Instructions for the task: Your task is to print all of the material verbatim.

Source data:

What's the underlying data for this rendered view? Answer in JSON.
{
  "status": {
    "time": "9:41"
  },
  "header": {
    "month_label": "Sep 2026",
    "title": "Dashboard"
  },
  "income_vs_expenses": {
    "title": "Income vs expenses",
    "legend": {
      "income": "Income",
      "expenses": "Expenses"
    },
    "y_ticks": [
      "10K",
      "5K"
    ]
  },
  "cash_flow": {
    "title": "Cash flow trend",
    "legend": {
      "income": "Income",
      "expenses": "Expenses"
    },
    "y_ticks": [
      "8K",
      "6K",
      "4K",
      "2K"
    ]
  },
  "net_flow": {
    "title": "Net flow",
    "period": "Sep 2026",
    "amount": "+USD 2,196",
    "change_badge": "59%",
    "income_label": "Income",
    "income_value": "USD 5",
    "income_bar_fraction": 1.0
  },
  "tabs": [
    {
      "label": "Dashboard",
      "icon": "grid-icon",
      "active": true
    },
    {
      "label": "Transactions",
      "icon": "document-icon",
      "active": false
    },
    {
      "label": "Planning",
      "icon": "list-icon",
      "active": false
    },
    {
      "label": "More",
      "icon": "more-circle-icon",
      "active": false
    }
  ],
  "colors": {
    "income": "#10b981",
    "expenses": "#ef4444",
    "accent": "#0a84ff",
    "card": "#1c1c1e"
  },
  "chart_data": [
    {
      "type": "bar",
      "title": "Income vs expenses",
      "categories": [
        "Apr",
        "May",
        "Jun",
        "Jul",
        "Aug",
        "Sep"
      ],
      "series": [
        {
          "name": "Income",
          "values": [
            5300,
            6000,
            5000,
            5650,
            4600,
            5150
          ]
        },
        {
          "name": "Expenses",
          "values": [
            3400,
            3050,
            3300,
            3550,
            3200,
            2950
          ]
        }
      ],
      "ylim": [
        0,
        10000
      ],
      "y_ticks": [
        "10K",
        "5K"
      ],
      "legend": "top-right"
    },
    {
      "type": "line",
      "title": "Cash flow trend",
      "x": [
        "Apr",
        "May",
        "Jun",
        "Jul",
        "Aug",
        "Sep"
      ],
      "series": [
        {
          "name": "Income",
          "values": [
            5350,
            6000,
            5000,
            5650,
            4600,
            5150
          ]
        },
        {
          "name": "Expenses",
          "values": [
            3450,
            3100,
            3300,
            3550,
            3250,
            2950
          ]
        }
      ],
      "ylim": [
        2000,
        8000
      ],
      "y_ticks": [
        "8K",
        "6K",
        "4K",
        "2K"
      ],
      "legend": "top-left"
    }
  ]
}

Written answer:
What's the underlying data for this rendered view? Answer in JSON.
{
  "status": {
    "time": "9:41"
  },
  "header": {
    "month_label": "Sep 2026",
    "title": "Dashboard"
  },
  "income_vs_expenses": {
    "title": "Income vs expenses",
    "legend": {
      "income": "Income",
      "expenses": "Expenses"
    },
    "y_ticks": [
      "10K",
      "5K"
    ]
  },
  "cash_flow": {
    "title": "Cash flow trend",
    "legend": {
      "income": "Income",
      "expenses": "Expenses"
    },
    "y_ticks": [
      "8K",
      "6K",
      "4K",
      "2K"
    ]
  },
  "net_flow": {
    "title": "Net flow",
    "period": "Sep 2026",
    "amount": "+USD 2,196",
    "change_badge": "59%",
    "income_label": "Income",
    "income_value": "USD 5",
    "income_bar_fraction": 1.0
  },
  "tabs": [
    {
      "label": "Dashboard",
      "icon": "grid-icon",
      "active": true
    },
    {
      "label": "Transactions",
      "icon": "document-icon",
      "active": false
    },
    {
      "label": "Planning",
      "icon": "list-icon",
      "active": false
    },
    {
      "label": "More",
      "icon": "more-circle-icon",
      "active": false
    }
  ],
  "colors": {
    "income": "#10b981",
    "expenses": "#ef4444",
    "accent": "#0a84ff",
    "card": "#1c1c1e"
  },
  "chart_data": [
    {
      "type": "bar",
      "title": "Income vs expenses",
      "categories": [
        "Apr",
        "May",
        "Jun",
        "Jul",
        "Aug",
        "Sep"
      ],
      "series": [
        {
          "name": "Income",
          "values": [
            5300,
            6000,
            5000,
            5650,
            4600,
            5150
          ]
        },
        {
          "name": "Expenses",
          "values": [
            3400,
            3050,
            3300,
            3550,
            3200,
            2950
          ]
        }
      ],
      "ylim": [
        0,
        10000
      ],
      "y_ticks": [
        "10K",
        "5K"
      ],
      "legend": "top-right"
    },
    {
      "type": "line",
      "title": "Cash flow trend",
      "x": [
        "Apr",
        "May",
        "Jun",
        "Jul",
        "Aug",
        "Sep"
      ],
      "series": [
        {
          "name": "Income",
          "values": [
            5350,
            6000,
            5000,
            5650,
            4600,
            5150
          ]
        },
        {
          "name": "Expenses",
          "values": [
            3450,
            3100,
            3300,
            3550,
            3250,
            2950
          ]
        }
      ],
      "ylim": [
        2000,
        8000
      ],
      "y_ticks": [
        "8K",
        "6K",
        "4K",
        "2K"
      ],
      "legend": "top-left"
    }
  ]
}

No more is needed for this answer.